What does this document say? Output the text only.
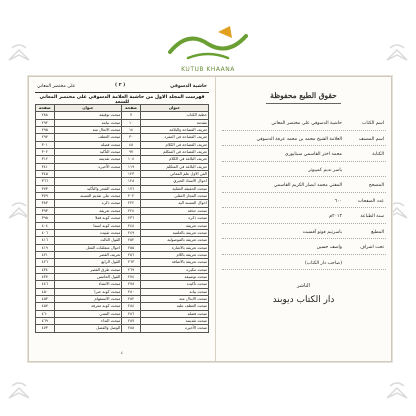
KUTUB KHAANA
حاشية الدسوقي
( ٢ )
على مختصر المعاني
فهرست المجلد الاول من حاشية العلامة الدسوقي على مختصر المعاني للسعد
عنوان	صفحه	عنوان	صفحه
خطبة الكتاب	٧	مبحث توقيفه	٢٨٨
مقدمة	١٠	مبحث نيابته	٢٩٢
تعريف الفصاحة والبلاغة	١٤	مبحث الانعال منه	٢٩٥
تعريف الفصاحة في المفرد	٣٠	مبحث العطف	٢٩٧
تعريف الفصاحة في الكلام	٤٨	مبحث فصله	٣٠١
تعريف الفصاحة في المتكلم	٩٧	مبحث التأكيد	٣٠٢
تعريف البلاغة في الكلام	١٠٤	مبحث تقديمه	٣١٢
تعريف البلاغة في المتكلم	١١٩	مبحث الأخيره	٣٤١
الفن الاول علم المعاني	١٢٣		٣٤٥
احوال الاسناد الخبري	١٢٨		٣٦٦
مبحث الحقيقة العقلية	١٧٦	مبحث الشعر والتأكيد	٣٧٣
مبحث المجاز العقلي	٢٠٢	مبحث على تقديم المسند	٣٧٩
احوال المسند اليه	٢٢٢	مبحث ذكره	٣٨٣
مبحث حذفه	٢٢٤	مبحث تعريفه	٣٩٣
مبحث ذكره	٢٣٦	مبحث كونه فعلا	٣٩٥
مبحث تعريفه	٢٤٤	مبحث كونه اسما	٤٠٤
مبحث تعريفه بالعلمية	٢٤٩	مبحث تقييده	٤٠٦
مبحث تعريفه بالموصولية	٢٥٢	القول الثالث	٤١٦
مبحث تعريفه بالاشارة	٢٥٥	احوال متعلقات الفعل	٤١٩
مبحث تعريفه باللام	٢٥٦	تعريف القصر	٤٢١
مبحث تعريفه بالاضافة	٢٦٣	القول الرابع	٤٢٦
مبحث تنكيره	٢٦٩	مبحث طرق القصر	٤٣٤
مبحث توصيفه	٢٧٤	القول الخامس	٤٣٧
مبحث تأكيده	٢٧٨	مبحث الانشاء	٤٤٦
مبحث بيانه	٢٨٠	مبحث كونه خبرا	٤٥٠
مبحث الابدال منه	٢٨٢	مبحث الاستفهام	٤٥٣
مبحث العطف عليه	٢٨٤	مبحث كونه معرفة	٤٥٧
مبحث فصله	٢٨٦	مبحث التمني	٤٦٠
مبحث تقديمه	٢٨٧	مبحث النداء	٤٦٩
مبحث الأخيره	٢٨٨	الوصل والفصل	٤٧٣
٤
حقوق الطبع محفوظة
اسم الكتاب
حاشية الدسوقي على مختصر المعاني
اسم المصنف
العلامة الشيخ محمد بن محمد عرفة الدسوقي
الكتابة
محمد اختر القاسمي سيتاپوري
ياسر نديم كمپيوتر
المصحح
المفتي محمد ابصار الكريم القاسمي
عدد الصفحات
٦٠٠
سنة الطباعة
٢٠١٢م
المطبع
باسرتيم فوتو آفسيت
تحت اشراف
واصف حسين
(صاحب دار الكتاب)
الناشر
دار الكتاب ديوبند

====

**INSTRUCTIONS TO FOLLOW**
Quote every entry exactly, with the pictures omitted.

**TASK SOLUTION**
What does this document say? Output the text only.
KUTUB KHAANA
حاشية الدسوقي
( ٢ )
على مختصر المعاني
فهرست المجلد الاول من حاشية العلامة الدسوقي على مختصر المعاني للسعد
عنوان	صفحه	عنوان	صفحه
خطبة الكتاب	٧	مبحث توقيفه	٢٨٨
مقدمة	١٠	مبحث نيابته	٢٩٢
تعريف الفصاحة والبلاغة	١٤	مبحث الانعال منه	٢٩٥
تعريف الفصاحة في المفرد	٣٠	مبحث العطف	٢٩٧
تعريف الفصاحة في الكلام	٤٨	مبحث فصله	٣٠١
تعريف الفصاحة في المتكلم	٩٧	مبحث التأكيد	٣٠٢
تعريف البلاغة في الكلام	١٠٤	مبحث تقديمه	٣١٢
تعريف البلاغة في المتكلم	١١٩	مبحث الأخيره	٣٤١
الفن الاول علم المعاني	١٢٣		٣٤٥
احوال الاسناد الخبري	١٢٨		٣٦٦
مبحث الحقيقة العقلية	١٧٦	مبحث الشعر والتأكيد	٣٧٣
مبحث المجاز العقلي	٢٠٢	مبحث على تقديم المسند	٣٧٩
احوال المسند اليه	٢٢٢	مبحث ذكره	٣٨٣
مبحث حذفه	٢٢٤	مبحث تعريفه	٣٩٣
مبحث ذكره	٢٣٦	مبحث كونه فعلا	٣٩٥
مبحث تعريفه	٢٤٤	مبحث كونه اسما	٤٠٤
مبحث تعريفه بالعلمية	٢٤٩	مبحث تقييده	٤٠٦
مبحث تعريفه بالموصولية	٢٥٢	القول الثالث	٤١٦
مبحث تعريفه بالاشارة	٢٥٥	احوال متعلقات الفعل	٤١٩
مبحث تعريفه باللام	٢٥٦	تعريف القصر	٤٢١
مبحث تعريفه بالاضافة	٢٦٣	القول الرابع	٤٢٦
مبحث تنكيره	٢٦٩	مبحث طرق القصر	٤٣٤
مبحث توصيفه	٢٧٤	القول الخامس	٤٣٧
مبحث تأكيده	٢٧٨	مبحث الانشاء	٤٤٦
مبحث بيانه	٢٨٠	مبحث كونه خبرا	٤٥٠
مبحث الابدال منه	٢٨٢	مبحث الاستفهام	٤٥٣
مبحث العطف عليه	٢٨٤	مبحث كونه معرفة	٤٥٧
مبحث فصله	٢٨٦	مبحث التمني	٤٦٠
مبحث تقديمه	٢٨٧	مبحث النداء	٤٦٩
مبحث الأخيره	٢٨٨	الوصل والفصل	٤٧٣
٤
حقوق الطبع محفوظة
اسم الكتاب
حاشية الدسوقي على مختصر المعاني
اسم المصنف
العلامة الشيخ محمد بن محمد عرفة الدسوقي
الكتابة
محمد اختر القاسمي سيتاپوري
ياسر نديم كمپيوتر
المصحح
المفتي محمد ابصار الكريم القاسمي
عدد الصفحات
٦٠٠
سنة الطباعة
٢٠١٢م
المطبع
باسرتيم فوتو آفسيت
تحت اشراف
واصف حسين
(صاحب دار الكتاب)
الناشر
دار الكتاب ديوبند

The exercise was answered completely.